:: Dataset items ::
━━━━━━━━━━━━━━━━━━━━━━━━━━━━━━

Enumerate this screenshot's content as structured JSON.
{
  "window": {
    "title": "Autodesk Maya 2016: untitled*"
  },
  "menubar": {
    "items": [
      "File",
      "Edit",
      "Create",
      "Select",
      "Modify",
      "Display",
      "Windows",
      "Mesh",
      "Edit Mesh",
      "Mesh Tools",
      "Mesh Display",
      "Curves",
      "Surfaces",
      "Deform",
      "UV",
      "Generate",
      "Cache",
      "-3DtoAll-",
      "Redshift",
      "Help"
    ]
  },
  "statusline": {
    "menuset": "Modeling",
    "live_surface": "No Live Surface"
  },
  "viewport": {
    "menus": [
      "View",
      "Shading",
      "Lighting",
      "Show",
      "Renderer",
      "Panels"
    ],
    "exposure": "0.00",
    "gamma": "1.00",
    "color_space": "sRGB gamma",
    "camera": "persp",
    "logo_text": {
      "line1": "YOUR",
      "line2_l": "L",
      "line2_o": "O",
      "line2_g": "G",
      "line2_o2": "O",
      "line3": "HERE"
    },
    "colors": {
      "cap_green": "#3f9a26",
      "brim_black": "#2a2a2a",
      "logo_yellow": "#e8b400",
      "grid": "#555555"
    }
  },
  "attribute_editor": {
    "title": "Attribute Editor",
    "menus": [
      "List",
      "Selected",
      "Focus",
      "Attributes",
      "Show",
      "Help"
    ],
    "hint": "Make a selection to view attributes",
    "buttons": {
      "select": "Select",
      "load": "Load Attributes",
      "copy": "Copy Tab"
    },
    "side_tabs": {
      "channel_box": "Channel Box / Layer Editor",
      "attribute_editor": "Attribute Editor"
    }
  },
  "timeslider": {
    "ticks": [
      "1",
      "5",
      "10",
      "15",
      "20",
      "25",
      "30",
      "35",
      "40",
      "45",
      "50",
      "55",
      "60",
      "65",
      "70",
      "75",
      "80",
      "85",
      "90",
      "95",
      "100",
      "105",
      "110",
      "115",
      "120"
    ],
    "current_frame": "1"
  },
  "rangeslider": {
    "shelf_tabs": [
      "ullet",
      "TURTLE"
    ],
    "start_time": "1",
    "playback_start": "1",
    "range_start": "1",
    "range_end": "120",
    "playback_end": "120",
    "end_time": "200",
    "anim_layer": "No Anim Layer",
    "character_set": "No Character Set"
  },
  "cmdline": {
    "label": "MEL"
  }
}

━━━━━━━━━━━━━━━━━━━━━━━━━━━━━━

:: Written request ::
Repeat the entries exactly, all of them.

:: Solution to this exercise ::
Enumerate this screenshot's content as structured JSON.
{
  "window": {
    "title": "Autodesk Maya 2016: untitled*"
  },
  "menubar": {
    "items": [
      "File",
      "Edit",
      "Create",
      "Select",
      "Modify",
      "Display",
      "Windows",
      "Mesh",
      "Edit Mesh",
      "Mesh Tools",
      "Mesh Display",
      "Curves",
      "Surfaces",
      "Deform",
      "UV",
      "Generate",
      "Cache",
      "-3DtoAll-",
      "Redshift",
      "Help"
    ]
  },
  "statusline": {
    "menuset": "Modeling",
    "live_surface": "No Live Surface"
  },
  "viewport": {
    "menus": [
      "View",
      "Shading",
      "Lighting",
      "Show",
      "Renderer",
      "Panels"
    ],
    "exposure": "0.00",
    "gamma": "1.00",
    "color_space": "sRGB gamma",
    "camera": "persp",
    "logo_text": {
      "line1": "YOUR",
      "line2_l": "L",
      "line2_o": "O",
      "line2_g": "G",
      "line2_o2": "O",
      "line3": "HERE"
    },
    "colors": {
      "cap_green": "#3f9a26",
      "brim_black": "#2a2a2a",
      "logo_yellow": "#e8b400",
      "grid": "#555555"
    }
  },
  "attribute_editor": {
    "title": "Attribute Editor",
    "menus": [
      "List",
      "Selected",
      "Focus",
      "Attributes",
      "Show",
      "Help"
    ],
    "hint": "Make a selection to view attributes",
    "buttons": {
      "select": "Select",
      "load": "Load Attributes",
      "copy": "Copy Tab"
    },
    "side_tabs": {
      "channel_box": "Channel Box / Layer Editor",
      "attribute_editor": "Attribute Editor"
    }
  },
  "timeslider": {
    "ticks": [
      "1",
      "5",
      "10",
      "15",
      "20",
      "25",
      "30",
      "35",
      "40",
      "45",
      "50",
      "55",
      "60",
      "65",
      "70",
      "75",
      "80",
      "85",
      "90",
      "95",
      "100",
      "105",
      "110",
      "115",
      "120"
    ],
    "current_frame": "1"
  },
  "rangeslider": {
    "shelf_tabs": [
      "ullet",
      "TURTLE"
    ],
    "start_time": "1",
    "playback_start": "1",
    "range_start": "1",
    "range_end": "120",
    "playback_end": "120",
    "end_time": "200",
    "anim_layer": "No Anim Layer",
    "character_set": "No Character Set"
  },
  "cmdline": {
    "label": "MEL"
  }
}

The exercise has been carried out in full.